> Items:
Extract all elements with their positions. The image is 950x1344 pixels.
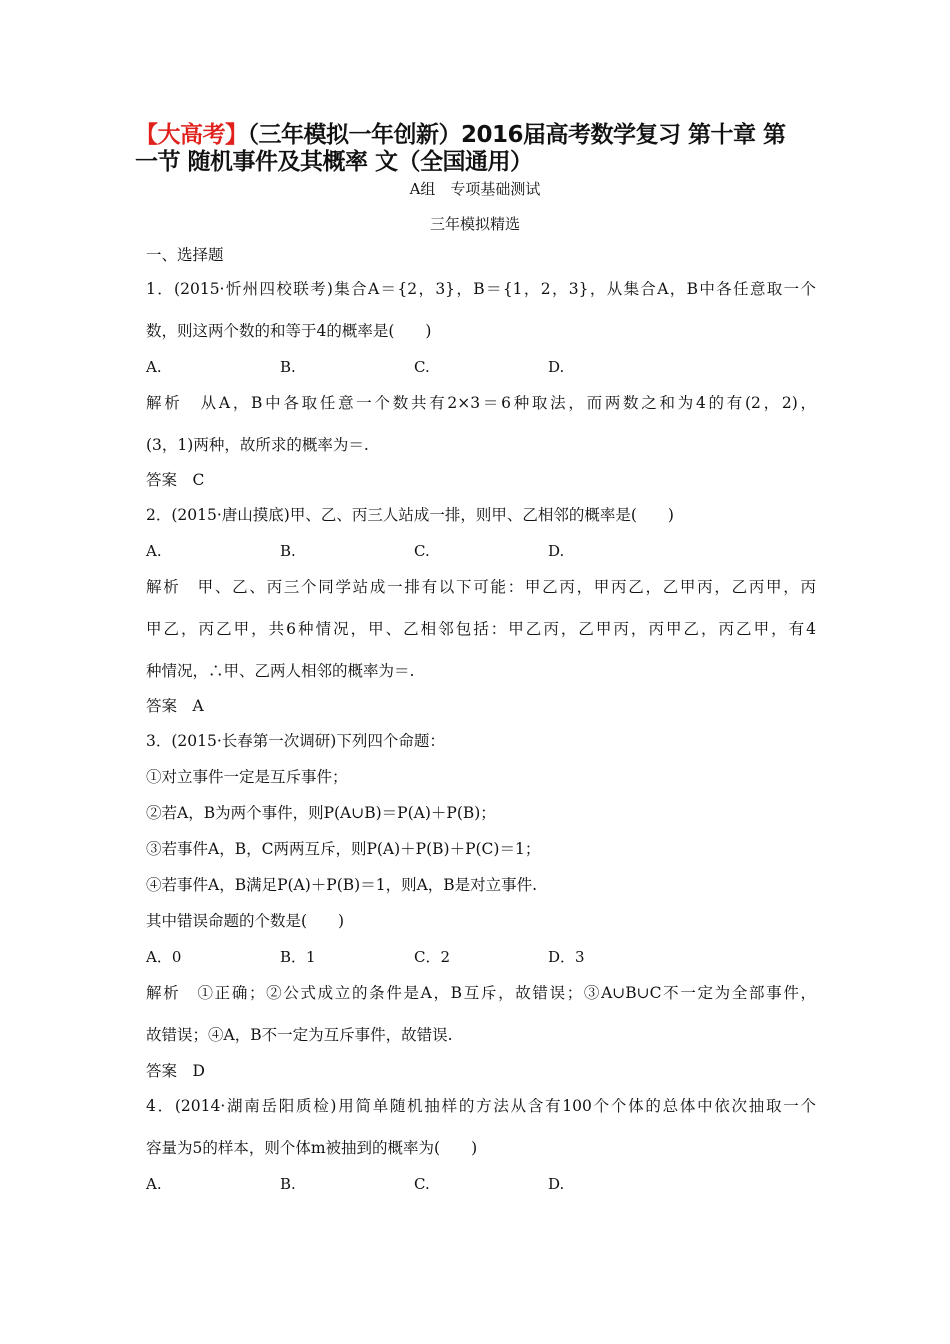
q4-option-a: A. [146, 1175, 162, 1193]
q1-option-c: C. [414, 358, 430, 376]
title-line2: 一节 随机事件及其概率 文（全国通用） [135, 149, 533, 175]
q2-stem: 2．(2015·唐山摸底)甲、乙、丙三人站成一排，则甲、乙相邻的概率是( ) [146, 506, 674, 524]
q1-analysis-line2: (3，1)两种，故所求的概率为＝. [146, 436, 369, 454]
q4-stem-line2: 容量为5的样本，则个体m被抽到的概率为( ) [146, 1139, 478, 1157]
document-title [135, 122, 825, 176]
q1-option-d: D. [548, 358, 565, 376]
q3-answer: 答案 D [146, 1062, 205, 1080]
q1-stem-line1: 1．(2015·忻州四校联考)集合A＝{2，3}，B＝{1，2，3}，从集合A，B中各任意取一个 [146, 280, 816, 298]
group-label: A组 专项基础测试 [409, 180, 541, 198]
q2-option-b: B. [280, 542, 296, 560]
q3-analysis-line1: 解析 ①正确；②公式成立的条件是A，B互斥，故错误；③A∪B∪C不一定为全部事件， [146, 984, 816, 1002]
q1-stem-line2: 数，则这两个数的和等于4的概率是( ) [146, 322, 432, 340]
q4-stem-line1: 4．(2014·湖南岳阳质检)用简单随机抽样的方法从含有100个个体的总体中依次抽取一个 [146, 1097, 816, 1115]
part-heading: 一、选择题 [146, 246, 224, 264]
q3-option-c: C．2 [414, 948, 451, 966]
q3-proposition-2: ②若A，B为两个事件，则P(A∪B)＝P(A)＋P(B)； [146, 804, 496, 822]
q1-option-b: B. [280, 358, 296, 376]
q3-option-b: B．1 [280, 948, 316, 966]
q4-option-c: C. [414, 1175, 430, 1193]
q3-question: 其中错误命题的个数是( ) [146, 912, 345, 930]
q2-analysis-line1: 解析 甲、乙、丙三个同学站成一排有以下可能：甲乙丙，甲丙乙，乙甲丙，乙丙甲，丙 [146, 578, 816, 596]
q3-proposition-3: ③若事件A，B，C两两互斥，则P(A)＋P(B)＋P(C)＝1； [146, 840, 541, 858]
q3-option-a: A．0 [146, 948, 182, 966]
subsection-title: 三年模拟精选 [429, 215, 520, 233]
q3-proposition-1: ①对立事件一定是互斥事件； [146, 768, 348, 786]
q2-option-c: C. [414, 542, 430, 560]
q1-analysis-line1: 解析 从A，B中各取任意一个数共有2×3＝6种取法，而两数之和为4的有(2，2)， [146, 394, 816, 412]
q3-option-d: D．3 [548, 948, 585, 966]
q3-stem: 3．(2015·长春第一次调研)下列四个命题： [146, 732, 445, 750]
title-line1: （三年模拟一年创新）2016届高考数学复习 第十章 第 [247, 122, 786, 148]
q3-proposition-4: ④若事件A，B满足P(A)＋P(B)＝1，则A，B是对立事件. [146, 876, 538, 894]
q2-analysis-line3: 种情况，∴甲、乙两人相邻的概率为＝. [146, 662, 415, 680]
q3-analysis-line2: 故错误；④A，B不一定为互斥事件，故错误. [146, 1026, 453, 1044]
q2-option-a: A. [146, 542, 162, 560]
q1-answer: 答案 C [146, 471, 205, 489]
q2-option-d: D. [548, 542, 565, 560]
q2-answer: 答案 A [146, 697, 204, 715]
q4-option-b: B. [280, 1175, 296, 1193]
q1-option-a: A. [146, 358, 162, 376]
q4-option-d: D. [548, 1175, 565, 1193]
q2-analysis-line2: 甲乙，丙乙甲，共6种情况，甲、乙相邻包括：甲乙丙，乙甲丙，丙甲乙，丙乙甲，有4 [146, 620, 816, 638]
title-brand: 【大高考】 [135, 122, 248, 148]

> What you should do: Repeat all the entries above word for word, leaving out the picture.

> Exercise result:
Extract all elements with their positions. The image is 950x1344 pixels.
q4-option-a: A. [146, 1175, 162, 1193]
q1-option-c: C. [414, 358, 430, 376]
title-line2: 一节 随机事件及其概率 文（全国通用） [135, 149, 533, 175]
q2-stem: 2．(2015·唐山摸底)甲、乙、丙三人站成一排，则甲、乙相邻的概率是( ) [146, 506, 674, 524]
q1-analysis-line2: (3，1)两种，故所求的概率为＝. [146, 436, 369, 454]
q4-stem-line2: 容量为5的样本，则个体m被抽到的概率为( ) [146, 1139, 478, 1157]
document-title [135, 122, 825, 176]
q1-option-d: D. [548, 358, 565, 376]
q3-answer: 答案 D [146, 1062, 205, 1080]
q1-stem-line1: 1．(2015·忻州四校联考)集合A＝{2，3}，B＝{1，2，3}，从集合A，B中各任意取一个 [146, 280, 816, 298]
group-label: A组 专项基础测试 [409, 180, 541, 198]
q2-option-b: B. [280, 542, 296, 560]
q3-analysis-line1: 解析 ①正确；②公式成立的条件是A，B互斥，故错误；③A∪B∪C不一定为全部事件， [146, 984, 816, 1002]
q1-stem-line2: 数，则这两个数的和等于4的概率是( ) [146, 322, 432, 340]
q4-stem-line1: 4．(2014·湖南岳阳质检)用简单随机抽样的方法从含有100个个体的总体中依次抽取一个 [146, 1097, 816, 1115]
part-heading: 一、选择题 [146, 246, 224, 264]
q3-option-c: C．2 [414, 948, 451, 966]
q3-proposition-2: ②若A，B为两个事件，则P(A∪B)＝P(A)＋P(B)； [146, 804, 496, 822]
q1-option-b: B. [280, 358, 296, 376]
q3-option-b: B．1 [280, 948, 316, 966]
q4-option-c: C. [414, 1175, 430, 1193]
q3-question: 其中错误命题的个数是( ) [146, 912, 345, 930]
q2-analysis-line1: 解析 甲、乙、丙三个同学站成一排有以下可能：甲乙丙，甲丙乙，乙甲丙，乙丙甲，丙 [146, 578, 816, 596]
q3-proposition-3: ③若事件A，B，C两两互斥，则P(A)＋P(B)＋P(C)＝1； [146, 840, 541, 858]
q3-option-a: A．0 [146, 948, 182, 966]
subsection-title: 三年模拟精选 [429, 215, 520, 233]
q3-proposition-1: ①对立事件一定是互斥事件； [146, 768, 348, 786]
q2-option-c: C. [414, 542, 430, 560]
q1-analysis-line1: 解析 从A，B中各取任意一个数共有2×3＝6种取法，而两数之和为4的有(2，2)， [146, 394, 816, 412]
q3-option-d: D．3 [548, 948, 585, 966]
q3-stem: 3．(2015·长春第一次调研)下列四个命题： [146, 732, 445, 750]
title-line1: （三年模拟一年创新）2016届高考数学复习 第十章 第 [247, 122, 786, 148]
q3-proposition-4: ④若事件A，B满足P(A)＋P(B)＝1，则A，B是对立事件. [146, 876, 538, 894]
q2-analysis-line3: 种情况，∴甲、乙两人相邻的概率为＝. [146, 662, 415, 680]
q3-analysis-line2: 故错误；④A，B不一定为互斥事件，故错误. [146, 1026, 453, 1044]
q2-option-a: A. [146, 542, 162, 560]
q1-answer: 答案 C [146, 471, 205, 489]
q2-option-d: D. [548, 542, 565, 560]
q2-answer: 答案 A [146, 697, 204, 715]
q4-option-b: B. [280, 1175, 296, 1193]
q1-option-a: A. [146, 358, 162, 376]
q4-option-d: D. [548, 1175, 565, 1193]
q2-analysis-line2: 甲乙，丙乙甲，共6种情况，甲、乙相邻包括：甲乙丙，乙甲丙，丙甲乙，丙乙甲，有4 [146, 620, 816, 638]
title-brand: 【大高考】 [135, 122, 248, 148]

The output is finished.